## PROBLEM
Below are some records; reproduce every one of them exactly.

## Stored items
↓

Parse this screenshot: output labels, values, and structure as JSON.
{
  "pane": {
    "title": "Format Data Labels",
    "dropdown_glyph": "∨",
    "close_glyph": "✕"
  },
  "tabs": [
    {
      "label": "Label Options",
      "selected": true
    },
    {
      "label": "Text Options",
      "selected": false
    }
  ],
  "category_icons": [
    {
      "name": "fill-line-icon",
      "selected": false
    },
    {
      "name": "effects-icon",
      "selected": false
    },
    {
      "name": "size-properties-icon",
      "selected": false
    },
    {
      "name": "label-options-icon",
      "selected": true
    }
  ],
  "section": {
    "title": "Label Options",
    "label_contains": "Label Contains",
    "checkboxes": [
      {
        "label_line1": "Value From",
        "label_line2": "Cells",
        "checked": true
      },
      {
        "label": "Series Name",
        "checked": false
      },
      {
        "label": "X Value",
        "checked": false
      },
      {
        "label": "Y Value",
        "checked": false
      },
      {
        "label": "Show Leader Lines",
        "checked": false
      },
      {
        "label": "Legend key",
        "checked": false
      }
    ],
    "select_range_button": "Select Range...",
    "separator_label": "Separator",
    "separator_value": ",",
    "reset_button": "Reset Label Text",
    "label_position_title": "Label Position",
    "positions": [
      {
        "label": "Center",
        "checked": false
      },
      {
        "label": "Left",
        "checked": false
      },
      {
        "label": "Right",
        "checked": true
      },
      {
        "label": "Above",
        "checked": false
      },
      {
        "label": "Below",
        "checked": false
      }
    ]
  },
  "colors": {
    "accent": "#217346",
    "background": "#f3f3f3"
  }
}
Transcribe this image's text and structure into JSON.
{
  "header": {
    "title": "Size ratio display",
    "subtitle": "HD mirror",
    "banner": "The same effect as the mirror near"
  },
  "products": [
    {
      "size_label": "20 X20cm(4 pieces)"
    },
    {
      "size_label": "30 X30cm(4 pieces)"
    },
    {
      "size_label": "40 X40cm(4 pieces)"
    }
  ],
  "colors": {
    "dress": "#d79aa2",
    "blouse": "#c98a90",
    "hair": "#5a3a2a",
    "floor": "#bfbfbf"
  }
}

↑

## RESULT BELOW
Parse this screenshot: output labels, values, and structure as JSON.
{
  "pane": {
    "title": "Format Data Labels",
    "dropdown_glyph": "∨",
    "close_glyph": "✕"
  },
  "tabs": [
    {
      "label": "Label Options",
      "selected": true
    },
    {
      "label": "Text Options",
      "selected": false
    }
  ],
  "category_icons": [
    {
      "name": "fill-line-icon",
      "selected": false
    },
    {
      "name": "effects-icon",
      "selected": false
    },
    {
      "name": "size-properties-icon",
      "selected": false
    },
    {
      "name": "label-options-icon",
      "selected": true
    }
  ],
  "section": {
    "title": "Label Options",
    "label_contains": "Label Contains",
    "checkboxes": [
      {
        "label_line1": "Value From",
        "label_line2": "Cells",
        "checked": true
      },
      {
        "label": "Series Name",
        "checked": false
      },
      {
        "label": "X Value",
        "checked": false
      },
      {
        "label": "Y Value",
        "checked": false
      },
      {
        "label": "Show Leader Lines",
        "checked": false
      },
      {
        "label": "Legend key",
        "checked": false
      }
    ],
    "select_range_button": "Select Range...",
    "separator_label": "Separator",
    "separator_value": ",",
    "reset_button": "Reset Label Text",
    "label_position_title": "Label Position",
    "positions": [
      {
        "label": "Center",
        "checked": false
      },
      {
        "label": "Left",
        "checked": false
      },
      {
        "label": "Right",
        "checked": true
      },
      {
        "label": "Above",
        "checked": false
      },
      {
        "label": "Below",
        "checked": false
      }
    ]
  },
  "colors": {
    "accent": "#217346",
    "background": "#f3f3f3"
  }
}
Transcribe this image's text and structure into JSON.
{
  "header": {
    "title": "Size ratio display",
    "subtitle": "HD mirror",
    "banner": "The same effect as the mirror near"
  },
  "products": [
    {
      "size_label": "20 X20cm(4 pieces)"
    },
    {
      "size_label": "30 X30cm(4 pieces)"
    },
    {
      "size_label": "40 X40cm(4 pieces)"
    }
  ],
  "colors": {
    "dress": "#d79aa2",
    "blouse": "#c98a90",
    "hair": "#5a3a2a",
    "floor": "#bfbfbf"
  }
}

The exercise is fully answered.